▸ **OBJECTIVE**: Please lay out the lines from the start of the records through the line containing "expand-icon[interactable] [34, 179, 43, 189]", both ends included, as a Markdown table with the columns Row and Line. Leave out any blank lines.

Data records
★ ★ ★ ★ ★ ★ ★
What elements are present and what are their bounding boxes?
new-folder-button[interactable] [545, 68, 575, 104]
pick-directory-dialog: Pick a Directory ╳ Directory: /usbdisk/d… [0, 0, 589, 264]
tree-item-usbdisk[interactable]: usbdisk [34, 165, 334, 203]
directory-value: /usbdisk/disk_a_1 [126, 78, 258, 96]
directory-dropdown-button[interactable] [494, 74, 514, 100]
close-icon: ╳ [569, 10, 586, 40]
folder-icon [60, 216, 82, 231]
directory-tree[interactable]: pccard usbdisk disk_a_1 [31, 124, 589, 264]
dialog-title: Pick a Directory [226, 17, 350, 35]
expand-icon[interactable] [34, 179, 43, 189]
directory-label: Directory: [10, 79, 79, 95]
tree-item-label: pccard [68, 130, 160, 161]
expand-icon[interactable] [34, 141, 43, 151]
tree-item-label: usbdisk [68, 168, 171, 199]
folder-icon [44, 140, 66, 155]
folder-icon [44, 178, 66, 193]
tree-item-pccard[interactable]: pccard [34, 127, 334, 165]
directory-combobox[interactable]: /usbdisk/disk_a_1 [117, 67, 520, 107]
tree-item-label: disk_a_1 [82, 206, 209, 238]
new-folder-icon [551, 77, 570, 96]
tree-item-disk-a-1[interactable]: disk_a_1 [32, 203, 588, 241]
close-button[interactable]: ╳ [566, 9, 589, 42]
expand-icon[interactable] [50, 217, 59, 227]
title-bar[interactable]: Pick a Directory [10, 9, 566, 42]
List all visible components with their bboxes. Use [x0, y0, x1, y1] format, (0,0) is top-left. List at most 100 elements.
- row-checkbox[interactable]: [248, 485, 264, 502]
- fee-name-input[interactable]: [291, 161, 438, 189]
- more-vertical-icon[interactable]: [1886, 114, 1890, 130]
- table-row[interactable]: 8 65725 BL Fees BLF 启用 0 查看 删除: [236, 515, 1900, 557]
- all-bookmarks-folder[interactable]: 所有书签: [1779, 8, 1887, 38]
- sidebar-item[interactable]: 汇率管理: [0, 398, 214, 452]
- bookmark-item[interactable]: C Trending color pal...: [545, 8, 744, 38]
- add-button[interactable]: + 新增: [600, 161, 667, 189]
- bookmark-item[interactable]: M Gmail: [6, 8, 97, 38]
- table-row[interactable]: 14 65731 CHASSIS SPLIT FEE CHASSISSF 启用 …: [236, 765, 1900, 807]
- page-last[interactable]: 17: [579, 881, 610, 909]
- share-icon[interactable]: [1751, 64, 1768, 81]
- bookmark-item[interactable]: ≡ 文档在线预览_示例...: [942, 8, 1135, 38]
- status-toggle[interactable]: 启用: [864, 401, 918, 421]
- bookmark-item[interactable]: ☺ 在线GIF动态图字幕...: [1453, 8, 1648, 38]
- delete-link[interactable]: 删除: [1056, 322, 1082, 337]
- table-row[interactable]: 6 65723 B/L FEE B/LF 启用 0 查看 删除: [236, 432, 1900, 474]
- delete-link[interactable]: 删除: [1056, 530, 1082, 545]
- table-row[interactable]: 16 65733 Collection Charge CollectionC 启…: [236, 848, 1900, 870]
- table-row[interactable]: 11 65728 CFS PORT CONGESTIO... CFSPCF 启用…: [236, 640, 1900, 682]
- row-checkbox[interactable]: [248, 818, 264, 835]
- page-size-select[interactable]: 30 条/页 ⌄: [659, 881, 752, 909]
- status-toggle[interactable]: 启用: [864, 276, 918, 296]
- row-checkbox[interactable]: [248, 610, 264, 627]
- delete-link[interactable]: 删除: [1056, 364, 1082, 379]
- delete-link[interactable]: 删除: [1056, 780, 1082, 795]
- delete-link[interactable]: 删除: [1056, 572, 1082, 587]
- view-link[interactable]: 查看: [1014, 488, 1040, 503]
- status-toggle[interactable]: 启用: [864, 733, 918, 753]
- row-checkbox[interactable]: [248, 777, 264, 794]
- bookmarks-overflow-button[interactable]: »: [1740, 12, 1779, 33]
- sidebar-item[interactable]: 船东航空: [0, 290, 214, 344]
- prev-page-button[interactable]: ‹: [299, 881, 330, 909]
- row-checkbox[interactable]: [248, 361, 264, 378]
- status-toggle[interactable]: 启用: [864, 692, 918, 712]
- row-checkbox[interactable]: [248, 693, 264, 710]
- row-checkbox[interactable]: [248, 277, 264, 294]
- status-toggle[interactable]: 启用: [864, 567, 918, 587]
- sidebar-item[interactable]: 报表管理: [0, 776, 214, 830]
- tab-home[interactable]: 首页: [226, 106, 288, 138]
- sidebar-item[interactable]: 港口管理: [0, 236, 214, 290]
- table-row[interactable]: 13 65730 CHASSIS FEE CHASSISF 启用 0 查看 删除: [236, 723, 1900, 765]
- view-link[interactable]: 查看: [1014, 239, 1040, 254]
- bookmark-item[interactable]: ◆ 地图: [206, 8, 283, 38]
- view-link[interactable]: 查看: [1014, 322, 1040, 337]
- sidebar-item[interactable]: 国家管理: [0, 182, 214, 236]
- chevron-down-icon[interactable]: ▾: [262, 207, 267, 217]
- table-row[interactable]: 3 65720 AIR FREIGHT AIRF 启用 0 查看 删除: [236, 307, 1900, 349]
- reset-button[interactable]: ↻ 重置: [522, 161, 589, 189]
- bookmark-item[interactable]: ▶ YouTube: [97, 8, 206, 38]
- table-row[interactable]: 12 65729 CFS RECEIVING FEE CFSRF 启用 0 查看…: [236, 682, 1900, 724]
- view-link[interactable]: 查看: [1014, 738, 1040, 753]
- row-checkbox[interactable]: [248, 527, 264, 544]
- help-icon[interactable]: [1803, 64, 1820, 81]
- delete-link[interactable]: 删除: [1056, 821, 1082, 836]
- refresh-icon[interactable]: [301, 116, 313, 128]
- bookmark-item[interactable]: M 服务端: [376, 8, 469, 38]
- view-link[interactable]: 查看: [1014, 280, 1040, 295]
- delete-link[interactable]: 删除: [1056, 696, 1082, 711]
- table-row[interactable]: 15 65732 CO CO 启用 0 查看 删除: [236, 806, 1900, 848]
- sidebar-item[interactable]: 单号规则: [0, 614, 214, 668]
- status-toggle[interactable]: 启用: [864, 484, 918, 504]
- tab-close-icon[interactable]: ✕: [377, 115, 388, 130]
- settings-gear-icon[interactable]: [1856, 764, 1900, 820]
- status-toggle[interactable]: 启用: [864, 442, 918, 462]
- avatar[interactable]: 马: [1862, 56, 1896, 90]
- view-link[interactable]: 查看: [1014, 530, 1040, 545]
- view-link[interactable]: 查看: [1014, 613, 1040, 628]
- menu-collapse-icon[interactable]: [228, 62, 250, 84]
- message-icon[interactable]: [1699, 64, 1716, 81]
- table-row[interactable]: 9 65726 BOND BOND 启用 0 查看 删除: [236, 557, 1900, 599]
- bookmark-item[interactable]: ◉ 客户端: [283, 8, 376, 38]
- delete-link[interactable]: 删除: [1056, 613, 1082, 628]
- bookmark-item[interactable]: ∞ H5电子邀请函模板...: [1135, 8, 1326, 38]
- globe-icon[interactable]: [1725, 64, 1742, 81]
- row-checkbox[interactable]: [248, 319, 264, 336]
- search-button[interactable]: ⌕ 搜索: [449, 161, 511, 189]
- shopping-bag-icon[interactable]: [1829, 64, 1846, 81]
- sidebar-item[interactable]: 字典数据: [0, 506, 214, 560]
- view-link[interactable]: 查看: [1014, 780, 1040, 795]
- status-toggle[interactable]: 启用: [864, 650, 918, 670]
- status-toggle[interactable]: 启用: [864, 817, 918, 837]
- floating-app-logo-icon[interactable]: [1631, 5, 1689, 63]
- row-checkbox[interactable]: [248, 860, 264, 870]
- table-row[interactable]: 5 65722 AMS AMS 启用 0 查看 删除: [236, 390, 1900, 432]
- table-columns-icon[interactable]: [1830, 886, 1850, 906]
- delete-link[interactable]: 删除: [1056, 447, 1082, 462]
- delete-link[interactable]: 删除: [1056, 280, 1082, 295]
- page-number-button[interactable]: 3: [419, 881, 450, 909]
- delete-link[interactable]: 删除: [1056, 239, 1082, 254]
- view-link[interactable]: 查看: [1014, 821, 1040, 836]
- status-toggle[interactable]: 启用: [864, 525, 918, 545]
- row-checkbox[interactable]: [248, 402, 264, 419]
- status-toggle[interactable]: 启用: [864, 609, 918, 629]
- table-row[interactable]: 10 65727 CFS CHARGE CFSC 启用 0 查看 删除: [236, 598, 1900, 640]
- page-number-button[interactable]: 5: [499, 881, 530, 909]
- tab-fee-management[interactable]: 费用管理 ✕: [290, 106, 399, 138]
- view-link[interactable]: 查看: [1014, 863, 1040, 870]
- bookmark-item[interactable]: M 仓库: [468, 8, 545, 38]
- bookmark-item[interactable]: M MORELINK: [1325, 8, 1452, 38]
★ ★ ★ ★ ★ ★ ★
▸ **CORRECT RESPONSE**:
| Row | Line |
|---|---|
| 1 | What elements are present and what are their bounding boxes? |
| 2 | new-folder-button[interactable] [545, 68, 575, 104] |
| 3 | pick-directory-dialog: Pick a Directory ╳ Directory: /usbdisk/d… [0, 0, 589, 264] |
| 4 | tree-item-usbdisk[interactable]: usbdisk [34, 165, 334, 203] |
| 5 | directory-value: /usbdisk/disk_a_1 [126, 78, 258, 96] |
| 6 | directory-dropdown-button[interactable] [494, 74, 514, 100] |
| 7 | close-icon: ╳ [569, 10, 586, 40] |
| 8 | folder-icon [60, 216, 82, 231] |
| 9 | directory-tree[interactable]: pccard usbdisk disk_a_1 [31, 124, 589, 264] |
| 10 | dialog-title: Pick a Directory [226, 17, 350, 35] |
| 11 | expand-icon[interactable] [34, 179, 43, 189] |